### Supplied information
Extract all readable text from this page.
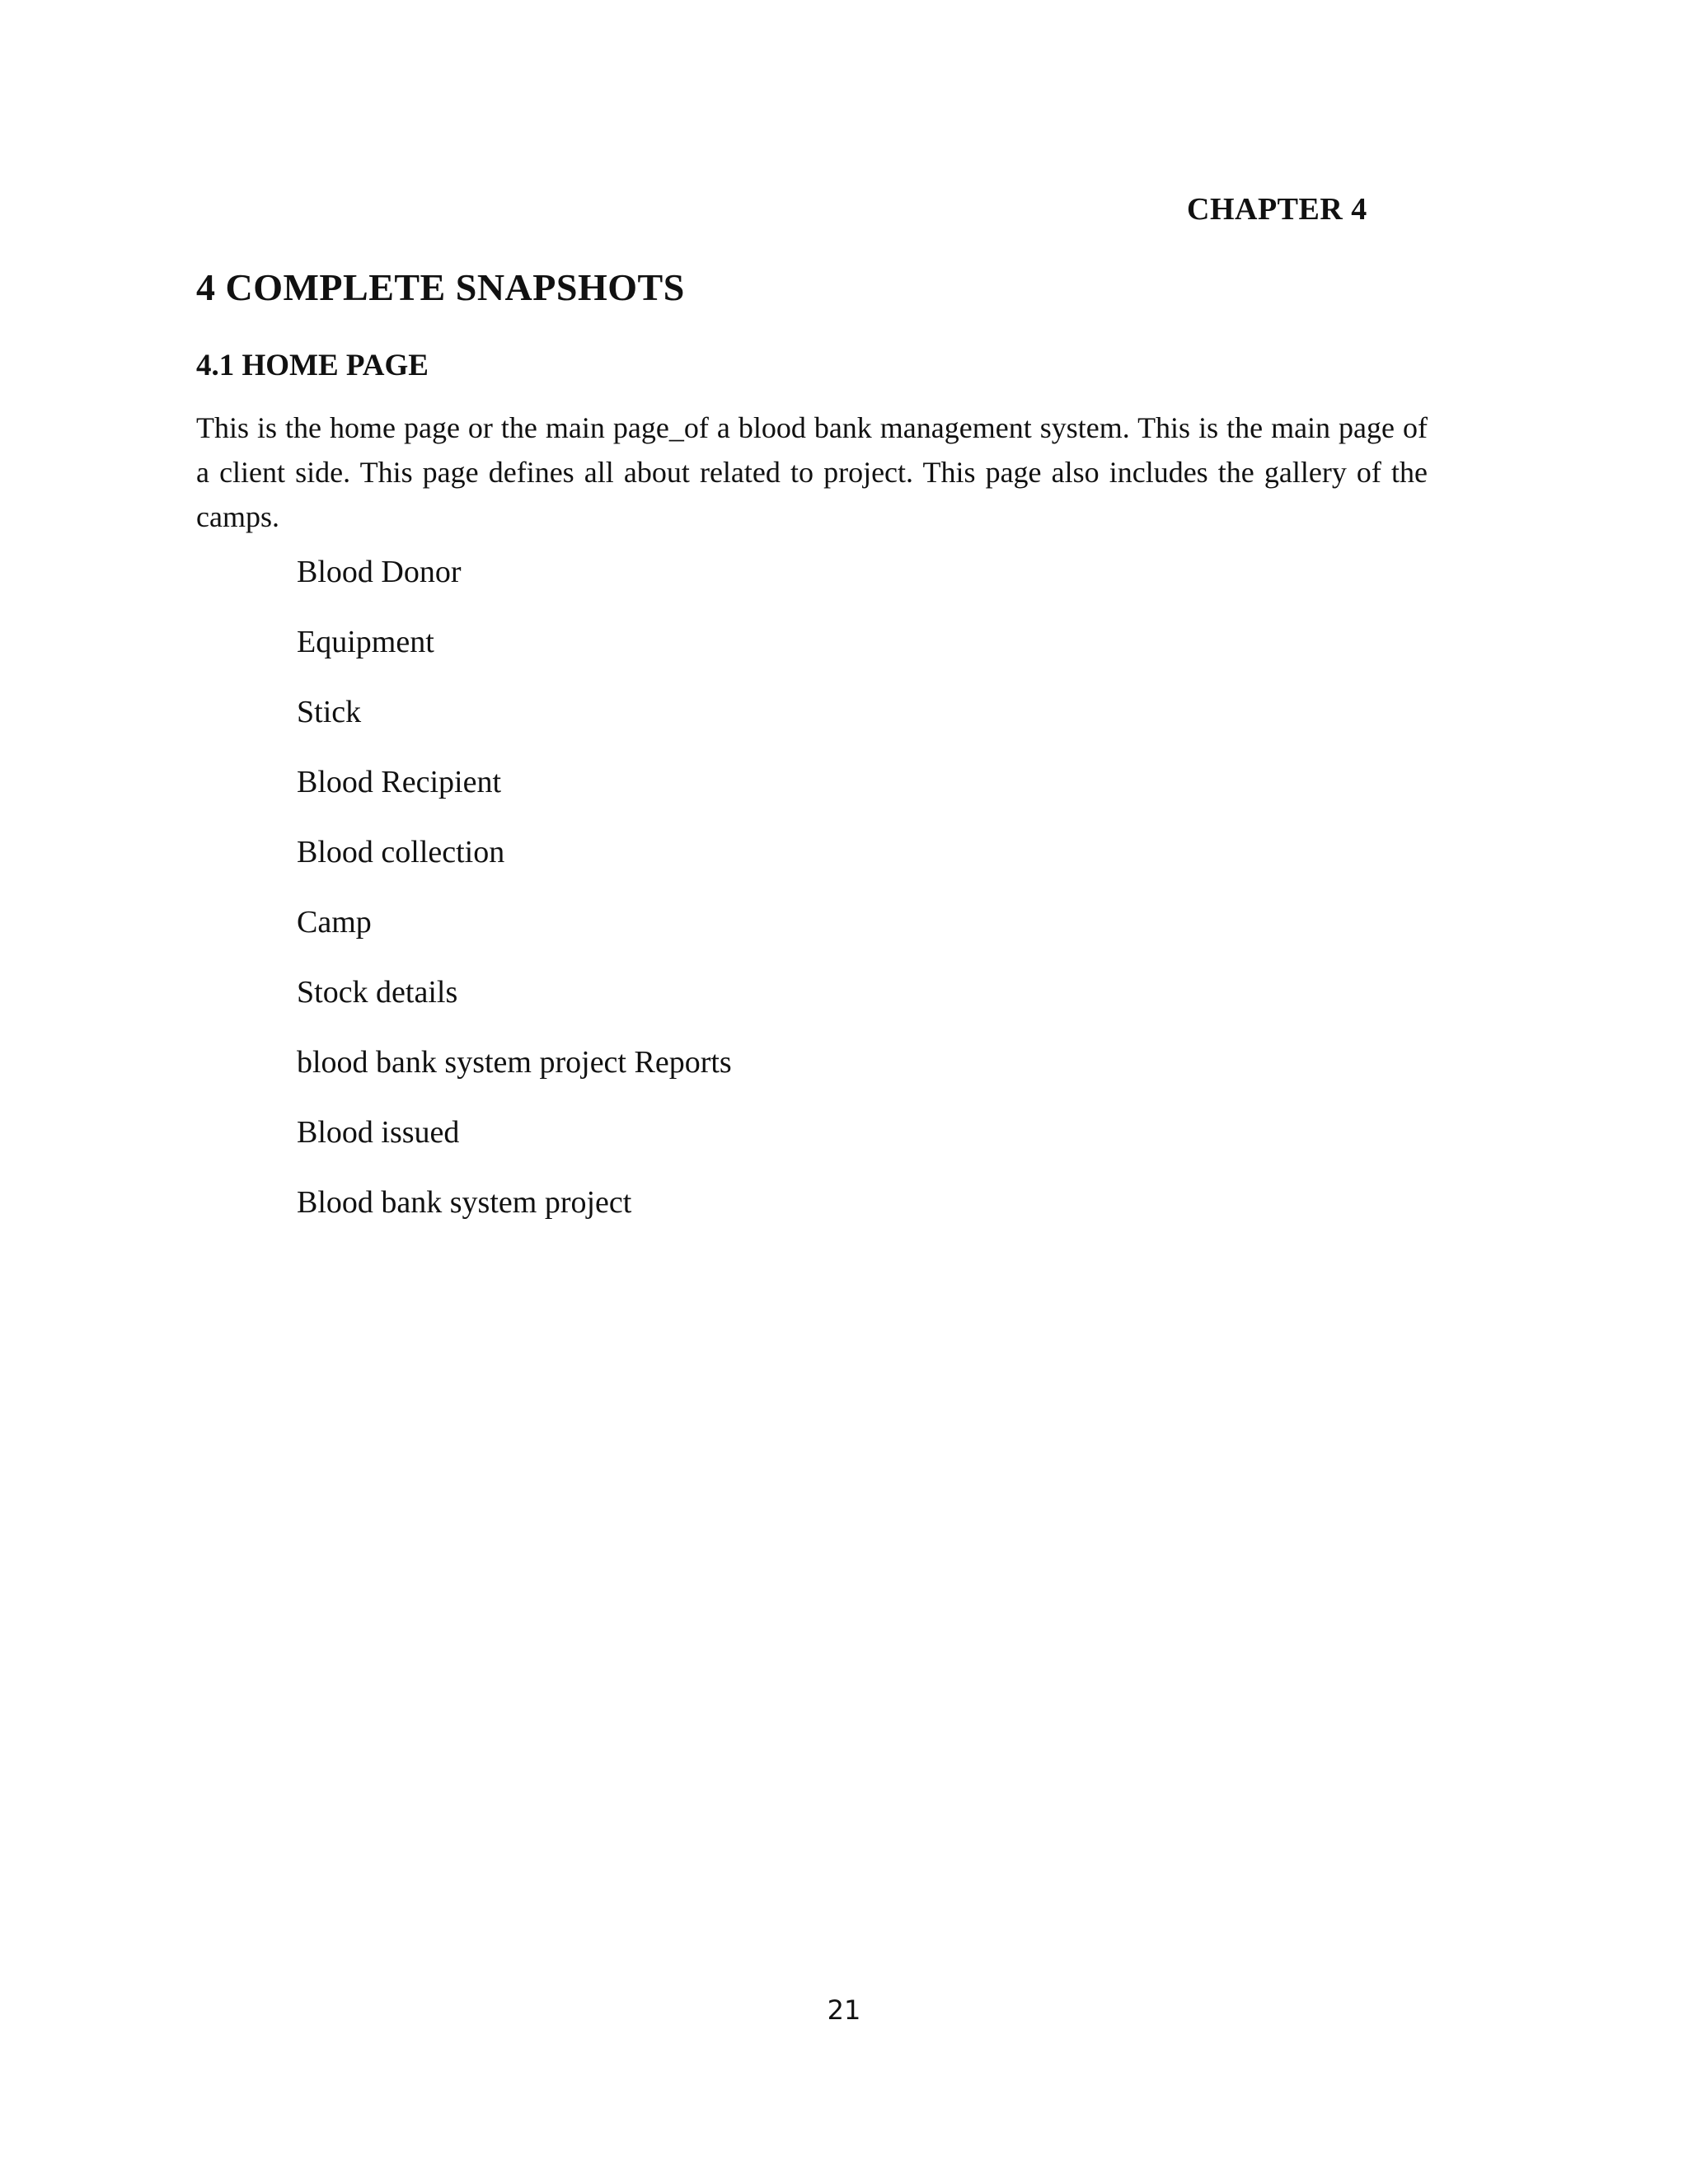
CHAPTER 4
4 COMPLETE SNAPSHOTS
4.1 HOME PAGE

This is the home page or the main page_of a blood bank management system. This is the main page of a client side. This page defines all about related to project. This page also includes the gallery of the camps.

Blood Donor
Equipment
Stick
Blood Recipient
Blood collection
Camp
Stock details
blood bank system project Reports
Blood issued
Blood bank system project
21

### Problem
Reproduce each entry verbatim, excluding any embedded images.

### Solution to this problem
Extract all readable text from this page.
CHAPTER 4
4 COMPLETE SNAPSHOTS
4.1 HOME PAGE

This is the home page or the main page_of a blood bank management system. This is the main page of a client side. This page defines all about related to project. This page also includes the gallery of the camps.

Blood Donor
Equipment
Stick
Blood Recipient
Blood collection
Camp
Stock details
blood bank system project Reports
Blood issued
Blood bank system project
21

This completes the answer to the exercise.